=== Text ===
You can see from Figure 1 and 2 that at 128 processors the hybrid methods
are mainly slower than PHG and less accurate than RCB: both results are
the inverse of what we had hoped. There was better news looking at where
the processes were taking their time though:

%timer breakdowns for 128
\begin{figure}[hgp]
  \centering
  \includegraphics[width=\textwidth, height=70mm]{128_breakdown_percent.pdf}
  \caption{Timing by percentage on 128 processors (UL, Shockstem 3D; UR,
  Shockstem 3D -- 108; LL, RPI; LR, Slac1.5}\label{fig:Percent_np_128}
\end{figure}

The dramatic decrease in the matching time meant that RCB was, indeed,
helping on that front.

When we ran our simulations in serial, however, we saw some very different
results:

%times, cutl
\begin{figure}[hgp]
  \centering
  \includegraphics[width=\textwidth, height=80mm]{2_time.pdf}
  \caption{Runtimes in serial on 2 processors}\label{fig:Times_np_2}
\end{figure}


%NEED cutl @ 128 PROCS
\begin{figure}[hgp]
  \centering
  \includegraphics[width=\textwidth, height=70mm]{2_cutl.pdf}
  \caption{Cuts in serial on 2  processors}\label{fig:Cuts_np_2}
\end{figure}

In general the hybrid times beat the PHG times, and the hybrid cuts beat
the RCB cuts.

%time breakdowns for 2
\begin{figure}[hgp]
  \centering
  \includegraphics[width=\textwidth, height=70mm]{2_breakdown_percent.pdf}
  \caption{Timing by percentage on 2 processors (UL, Shockstem 3D; UR,
  Shockstem 3D -- 108; LL, RPI; LR, Slac1.5}\label{fig:Percent_np_2}
\end{figure}

Looking at individual timers in this serial run, we can see that RCB has
still drastically reduced the matching time. In addition, the slowdown in
the coarse partitioning has been greatly reduced.

\section{Conclusion and discussion}
The parallel implementation of hybrid partitioning is obviously not
functioning as desired, but we believe that there is ultimately a great
deal of promise in this method. Seeing the results from our serial runs
is encouraging, and it would be worth the effort to continue forward.

Perhaps it would be helpful to check for any communication issues arising
between processors. The whole system could potentially drag, was a
single processor waiting for a message. Additionally, Dr. Catalyurek had
suggested only using RCB-based coarsening on the largest, most complex
hypergraphs, and then revert to standard agglomerative matching for
coarser iterations.

At this moment, there could be four different ways to use Dr. Catalyurek's
method: the first, and perhaps simplest of the three, would be to hardwire
in the number of coarsening levels to give to RCB. A second way would be
to define a new parameter to allow the user to select the number of
RCB-based coarsenings. A third would be to write a short algorithm to
determine and use the optimal number of layers based off of the input.
Finally, there could be an option of user input, with a default to
be either of the other ways.

\begin{thebibliography}{5}

\bibitem{Catalyurek}U.V. Catalyurek, E.G. Boman, K.D. Devine, D. Bozdag,
  R.T. Heaphy, and L.A. Riesen. \emph{A Repartitioning Hypergraph Model
    for Dynamic Load Balancing.} Sandia National Labs, 2009.

\end{thebibliography}

{\small \noindent August 2011.}
\end{document}
=== Dataset ===
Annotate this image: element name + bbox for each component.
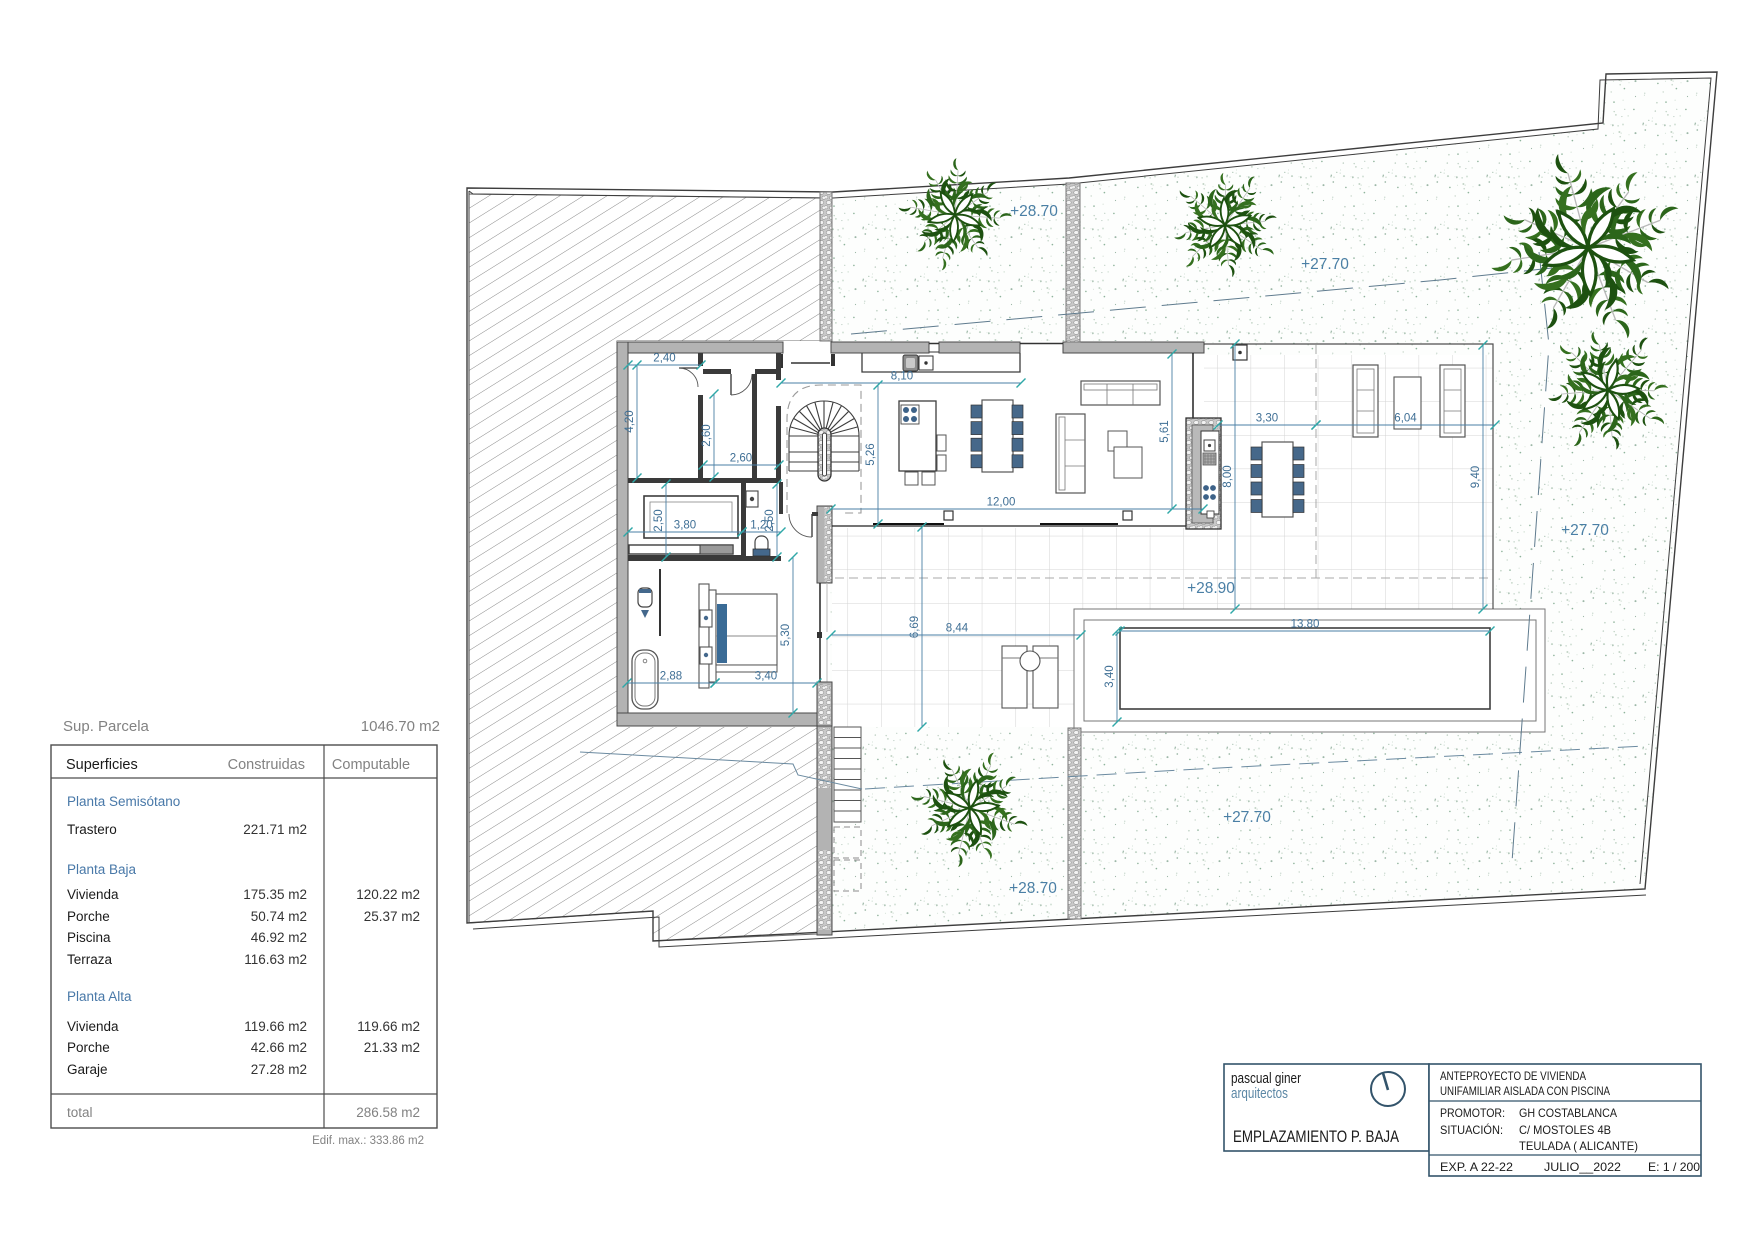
- svg-text:Porche: Porche: [67, 1040, 110, 1055]
- svg-text:EXP. A 22-22: EXP. A 22-22: [1440, 1160, 1513, 1174]
- svg-text:2,40: 2,40: [653, 353, 675, 365]
- svg-text:4,20: 4,20: [624, 410, 636, 432]
- svg-text:UNIFAMILIAR AISLADA CON PISCIN: UNIFAMILIAR AISLADA CON PISCINA: [1440, 1084, 1610, 1098]
- svg-text:21.33 m2: 21.33 m2: [364, 1040, 420, 1055]
- svg-text:Vivienda: Vivienda: [67, 887, 119, 902]
- svg-text:C/ MOSTOLES 4B: C/ MOSTOLES 4B: [1519, 1123, 1611, 1137]
- svg-text:+28.90: +28.90: [1187, 580, 1235, 597]
- svg-text:120.22 m2: 120.22 m2: [356, 887, 420, 902]
- svg-text:8,00: 8,00: [1222, 465, 1234, 487]
- svg-text:25.37 m2: 25.37 m2: [364, 909, 420, 924]
- svg-text:8,44: 8,44: [946, 623, 969, 635]
- svg-text:8,10: 8,10: [891, 371, 913, 383]
- svg-text:46.92 m2: 46.92 m2: [251, 930, 307, 945]
- svg-text:27.28 m2: 27.28 m2: [251, 1062, 307, 1077]
- svg-text:2,50: 2,50: [653, 509, 665, 531]
- svg-text:SITUACIÓN:: SITUACIÓN:: [1440, 1122, 1503, 1137]
- svg-text:5,61: 5,61: [1159, 420, 1171, 442]
- svg-text:3,40: 3,40: [1104, 665, 1116, 687]
- svg-text:+27.70: +27.70: [1223, 809, 1271, 826]
- svg-text:pascual giner: pascual giner: [1231, 1071, 1301, 1087]
- svg-text:total: total: [67, 1105, 93, 1120]
- svg-text:arquitectos: arquitectos: [1231, 1086, 1288, 1102]
- svg-text:Computable: Computable: [332, 757, 410, 773]
- svg-text:6,04: 6,04: [1394, 413, 1417, 425]
- svg-text:GH COSTABLANCA: GH COSTABLANCA: [1519, 1106, 1617, 1120]
- svg-text:50.74 m2: 50.74 m2: [251, 909, 307, 924]
- svg-text:+27.70: +27.70: [1561, 522, 1609, 539]
- svg-text:2,88: 2,88: [660, 671, 682, 683]
- svg-text:Garaje: Garaje: [67, 1062, 108, 1077]
- svg-text:12,00: 12,00: [987, 497, 1016, 509]
- svg-text:Trastero: Trastero: [67, 822, 117, 837]
- svg-text:116.63 m2: 116.63 m2: [244, 952, 307, 967]
- svg-text:JULIO__2022: JULIO__2022: [1544, 1160, 1621, 1174]
- svg-text:Planta Baja: Planta Baja: [67, 862, 137, 877]
- svg-text:13,80: 13,80: [1291, 619, 1320, 631]
- svg-text:Terraza: Terraza: [67, 952, 113, 967]
- svg-text:221.71 m2: 221.71 m2: [243, 822, 307, 837]
- svg-text:+27.70: +27.70: [1301, 256, 1349, 273]
- svg-text:42.66 m2: 42.66 m2: [251, 1040, 307, 1055]
- svg-text:PROMOTOR:: PROMOTOR:: [1440, 1106, 1505, 1120]
- svg-text:286.58 m2: 286.58 m2: [356, 1105, 420, 1120]
- svg-text:TEULADA ( ALICANTE): TEULADA ( ALICANTE): [1519, 1139, 1638, 1153]
- svg-text:Edif. max.: 333.86 m2: Edif. max.: 333.86 m2: [312, 1135, 424, 1147]
- svg-text:Superficies: Superficies: [66, 757, 138, 773]
- svg-text:2,60: 2,60: [730, 453, 752, 465]
- svg-text:5,30: 5,30: [780, 624, 792, 646]
- svg-text:2,50: 2,50: [764, 509, 776, 531]
- svg-text:E: 1 / 200: E: 1 / 200: [1648, 1160, 1700, 1174]
- svg-text:175.35 m2: 175.35 m2: [243, 887, 307, 902]
- svg-text:Planta Alta: Planta Alta: [67, 989, 132, 1004]
- svg-text:Vivienda: Vivienda: [67, 1019, 119, 1034]
- svg-text:3,80: 3,80: [674, 520, 696, 532]
- svg-text:+28.70: +28.70: [1009, 880, 1057, 897]
- svg-text:3,40: 3,40: [755, 671, 777, 683]
- svg-text:Sup. Parcela: Sup. Parcela: [63, 718, 150, 735]
- svg-text:ANTEPROYECTO DE VIVIENDA: ANTEPROYECTO DE VIVIENDA: [1440, 1069, 1586, 1083]
- svg-text:+28.70: +28.70: [1010, 203, 1058, 220]
- svg-text:Planta Semisótano: Planta Semisótano: [67, 794, 180, 809]
- svg-text:3,30: 3,30: [1256, 413, 1278, 425]
- svg-text:119.66 m2: 119.66 m2: [244, 1019, 307, 1034]
- svg-text:Piscina: Piscina: [67, 930, 111, 945]
- svg-text:Construidas: Construidas: [228, 757, 305, 773]
- svg-text:2,60: 2,60: [701, 424, 713, 446]
- svg-text:Porche: Porche: [67, 909, 110, 924]
- svg-text:5,26: 5,26: [865, 443, 877, 465]
- svg-text:EMPLAZAMIENTO P. BAJA: EMPLAZAMIENTO P. BAJA: [1233, 1128, 1399, 1146]
- svg-text:9,40: 9,40: [1470, 466, 1482, 488]
- svg-text:1046.70 m2: 1046.70 m2: [361, 718, 440, 735]
- svg-text:119.66 m2: 119.66 m2: [357, 1019, 420, 1034]
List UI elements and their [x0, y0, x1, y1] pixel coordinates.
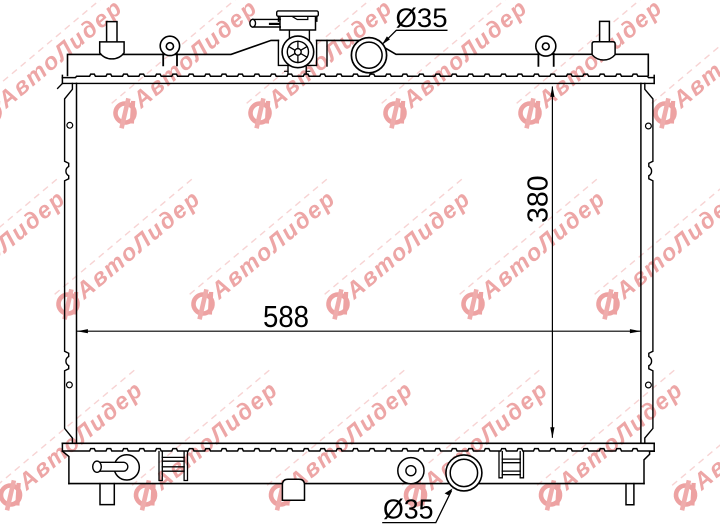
svg-text:380: 380 — [523, 175, 555, 223]
svg-text:588: 588 — [263, 300, 309, 334]
svg-text:Ø35: Ø35 — [396, 3, 448, 33]
svg-text:Ø35: Ø35 — [383, 494, 434, 525]
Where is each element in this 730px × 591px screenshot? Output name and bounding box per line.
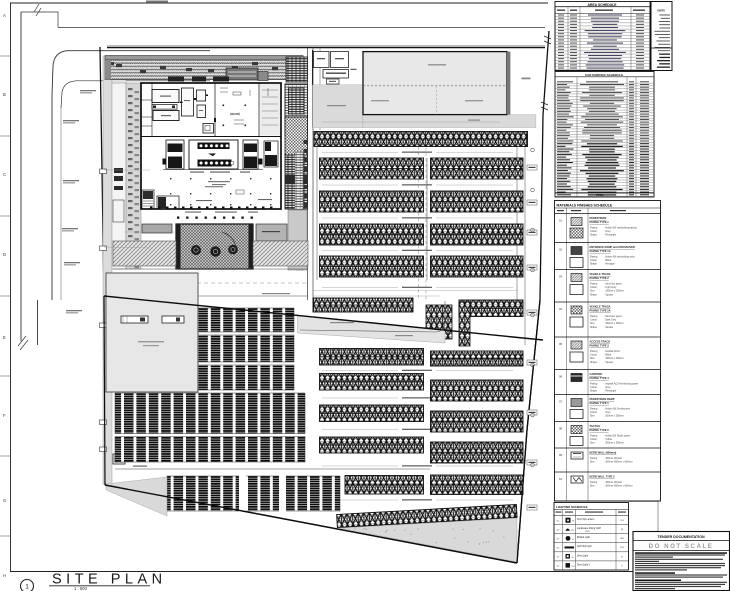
svg-text:Colour: Colour (590, 386, 597, 389)
svg-text:Shape: Shape (590, 234, 598, 237)
svg-text:TOTAL: TOTAL (596, 194, 604, 197)
svg-text:02: 02 (559, 248, 563, 252)
svg-text:Size: Size (590, 322, 595, 325)
svg-text:Colour: Colour (590, 286, 597, 289)
svg-text:Shape: Shape (590, 263, 598, 266)
svg-text:Colour: Colour (590, 438, 597, 441)
svg-text:ENTRANCE RAMP and CROSSOVER: ENTRANCE RAMP and CROSSOVER (590, 245, 635, 249)
svg-text:: Rectangle: : Rectangle (604, 390, 617, 393)
svg-text:07: 07 (559, 400, 563, 404)
svg-text:: Black: : Black (604, 354, 612, 357)
svg-text:DO NOT SCALE: DO NOT SCALE (649, 543, 714, 550)
svg-text:: Dark Grey: : Dark Grey (604, 319, 617, 322)
svg-text:01: 01 (559, 219, 563, 223)
svg-text:: 150mm x 150mm: : 150mm x 150mm (604, 290, 624, 293)
svg-text:06: 06 (559, 375, 563, 379)
svg-text:: 150mm Nil wall: : 150mm Nil wall (604, 481, 622, 484)
svg-text:Colour: Colour (590, 319, 597, 322)
svg-text:Shape: Shape (590, 390, 598, 393)
svg-text:09: 09 (559, 453, 563, 457)
svg-text:: Rectangle: : Rectangle (604, 234, 617, 237)
svg-text:PAVING TYPE 3: PAVING TYPE 3 (590, 344, 610, 348)
svg-text:B: B (3, 92, 6, 97)
svg-text:Colour: Colour (590, 230, 597, 233)
svg-text:Paving: Paving (590, 408, 598, 411)
svg-text:: Hexagon: : Hexagon (604, 263, 616, 266)
svg-text:Size: Size (590, 357, 595, 360)
svg-text:Shape: Shape (590, 326, 598, 329)
svg-text:PAVING TYPE 6: PAVING TYPE 6 (590, 428, 610, 432)
svg-text:: Square: : Square (604, 326, 614, 329)
svg-text:E: E (3, 335, 6, 340)
svg-text:Facing: Facing (590, 481, 598, 484)
svg-text:Paving: Paving (590, 315, 598, 318)
svg-text:SITE PLAN: SITE PLAN (52, 572, 167, 588)
svg-text:: Asphalt AC10: : Asphalt AC10 (604, 350, 620, 353)
svg-text:1: 1 (25, 584, 29, 591)
svg-text:Landscape Fitting 'LED': Landscape Fitting 'LED' (577, 527, 602, 530)
svg-text:Size: Size (590, 415, 595, 418)
svg-text:C: C (3, 172, 6, 177)
svg-text:UNITS: UNITS (657, 9, 665, 13)
svg-text:A: A (3, 13, 6, 18)
svg-text:Post Top Lantern: Post Top Lantern (577, 518, 595, 521)
svg-text:: Light Grey: : Light Grey (604, 286, 617, 289)
svg-text:Shed Light 2: Shed Light 2 (577, 563, 591, 566)
svg-text:: Holcim B/i Tactile paver: : Holcim B/i Tactile paver (604, 435, 630, 438)
svg-text:PAVING TYPE 2: PAVING TYPE 2 (590, 276, 610, 280)
svg-text:'LED': 'LED' (585, 531, 590, 533)
svg-text:F: F (3, 413, 6, 418)
svg-text:Bollard Light: Bollard Light (577, 536, 590, 539)
svg-text:TENDER DOCUMENTATION: TENDER DOCUMENTATION (657, 535, 705, 539)
svg-text:G: G (3, 498, 6, 503)
svg-text:: Black: : Black (604, 259, 612, 262)
svg-text:CAR PARKING SCHEDULE: CAR PARKING SCHEDULE (585, 73, 623, 77)
svg-text:: 150mm x 150mm: : 150mm x 150mm (604, 322, 624, 325)
svg-text:PAVING TYPE 5: PAVING TYPE 5 (590, 401, 610, 405)
svg-text:: 300mm x 300mm: : 300mm x 300mm (604, 442, 624, 445)
svg-text:PEDESTRIAN: PEDESTRIAN (590, 216, 607, 220)
svg-text:08: 08 (559, 427, 563, 431)
svg-text:PAVING TYPE 4: PAVING TYPE 4 (590, 376, 610, 380)
svg-text:Shed Light: Shed Light (577, 554, 588, 557)
svg-text:KERB WALL (900mm): KERB WALL (900mm) (590, 451, 617, 455)
svg-text:: Holcim B/i interlocking pavi: : Holcim B/i interlocking paving (604, 227, 637, 230)
svg-text:: 300mm x 300mm: : 300mm x 300mm (604, 415, 624, 418)
svg-text:: Holcim B/i Greylounlver: : Holcim B/i Greylounlver (604, 408, 631, 411)
svg-text:Size: Size (590, 290, 595, 293)
svg-text:ACCESS TRACK: ACCESS TRACK (590, 340, 611, 344)
svg-text:03: 03 (559, 275, 563, 279)
svg-text:VEHICLE TRACK: VEHICLE TRACK (590, 272, 611, 276)
svg-text:PAVING TYPE 1A: PAVING TYPE 1A (590, 249, 611, 253)
svg-text:Shape: Shape (590, 293, 598, 296)
svg-text:: 300mm 900mm x 600mm: : 300mm 900mm x 600mm (604, 461, 632, 464)
svg-text:H: H (3, 573, 6, 578)
svg-text:Colour: Colour (590, 259, 597, 262)
svg-text:: 300mm 900mm x 600mm: : 300mm 900mm x 600mm (604, 485, 632, 488)
svg-text:Paving: Paving (590, 256, 598, 259)
svg-text:: Semi flex paver: : Semi flex paver (604, 315, 622, 318)
svg-text:Size: Size (590, 485, 595, 488)
svg-text:Shape: Shape (590, 361, 598, 364)
svg-text:04: 04 (559, 307, 563, 311)
svg-text:: Asphalt AC14 reinforcing pav: : Asphalt AC14 reinforcing paver (604, 383, 638, 386)
svg-text:Paving: Paving (590, 350, 598, 353)
svg-text:Paving: Paving (590, 383, 598, 386)
svg-text:: 150mm Nil wall: : 150mm Nil wall (604, 457, 622, 460)
svg-text:1 : 500: 1 : 500 (74, 586, 87, 591)
svg-text:Size: Size (590, 461, 595, 464)
svg-text:Paving: Paving (590, 283, 598, 286)
svg-text:: Grey: : Grey (604, 411, 611, 414)
svg-text:: Yellow: : Yellow (604, 438, 612, 441)
svg-text:05: 05 (559, 342, 563, 346)
svg-text:AREA SCHEDULE: AREA SCHEDULE (587, 3, 617, 7)
svg-text:PAVING TYPE 2A: PAVING TYPE 2A (590, 309, 611, 313)
svg-text:VEHICLE TRACK: VEHICLE TRACK (590, 305, 611, 309)
svg-text:Colour: Colour (590, 354, 597, 357)
svg-text:TACTILE: TACTILE (590, 424, 601, 428)
svg-text:Colour: Colour (590, 411, 597, 414)
svg-text:: Grey: : Grey (604, 386, 611, 389)
svg-text:: 150mm x 150mm: : 150mm x 150mm (604, 357, 624, 360)
svg-text:LED: LED (620, 538, 625, 540)
svg-text:CARPARK: CARPARK (590, 372, 603, 376)
svg-text:: Semi flex paver: : Semi flex paver (604, 283, 622, 286)
svg-text:MATERIALS FINISHES SCHEDULE: MATERIALS FINISHES SCHEDULE (557, 203, 613, 207)
svg-text:Paving: Paving (590, 435, 598, 438)
svg-text:Facing: Facing (590, 457, 598, 460)
svg-text:PAVING TYPE 1: PAVING TYPE 1 (590, 220, 610, 224)
svg-text:: Holcim B/i interlocking sett: : Holcim B/i interlocking setts (604, 256, 635, 259)
svg-text:10: 10 (559, 477, 563, 481)
svg-text:Size: Size (590, 442, 595, 445)
svg-text:Paving: Paving (590, 227, 598, 230)
svg-text:LIGHTING SCHEDULE: LIGHTING SCHEDULE (556, 505, 588, 509)
svg-text:D: D (3, 252, 6, 257)
svg-text:KERB WALL TYPE 2: KERB WALL TYPE 2 (590, 475, 616, 479)
svg-text:: Square: : Square (604, 293, 614, 296)
svg-text:PEDESTRIAN RAMP: PEDESTRIAN RAMP (590, 397, 615, 401)
svg-text:LED Strip light: LED Strip light (577, 545, 592, 548)
svg-text:: Grey: : Grey (604, 230, 611, 233)
svg-text:: Square: : Square (604, 361, 614, 364)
===
Goal 1 — For the hybrid partitioning text, decide whether each statement agrees with it: (a) at 128 processors the hybrid methods were mainly faster than PHG; (b) in the serial runs RCB still drastically reduced the matching time; (c) Dr. Catalyurek suggested using RCB-based coarsening on every hypergraph. Answer yes or no for each and quote the deciding words.
Goal 2 — Return the passage of the hybrid partitioning text from "In general the" up to and including "been greatly reduced.", copied word for word.

Correct result 1 —
(a) No: "the hybrid methods are mainly slower than PHG"
(b) Yes: "RCB has still drastically reduced the matching time"
(c) No: "suggested only using RCB-based coarsening on the largest, most complex hypergraphs"

Correct result 2 —
In general the hybrid times beat the PHG times, and the hybrid cuts beat
the RCB cuts.

%time breakdowns for 2
\begin{figure}[hgp]
  \centering
  \includegraphics[width=\textwidth, height=70mm]{2_breakdown_percent.pdf}
  \caption{Timing by percentage on 2 processors (UL, Shockstem 3D; UR,
  Shockstem 3D -- 108; LL, RPI; LR, Slac1.5}\label{fig:Percent_np_2}
\end{figure}

Looking at individual timers in this serial run, we can see that RCB has
still drastically reduced the matching time. In addition, the slowdown in
the coarse partitioning has been greatly reduced.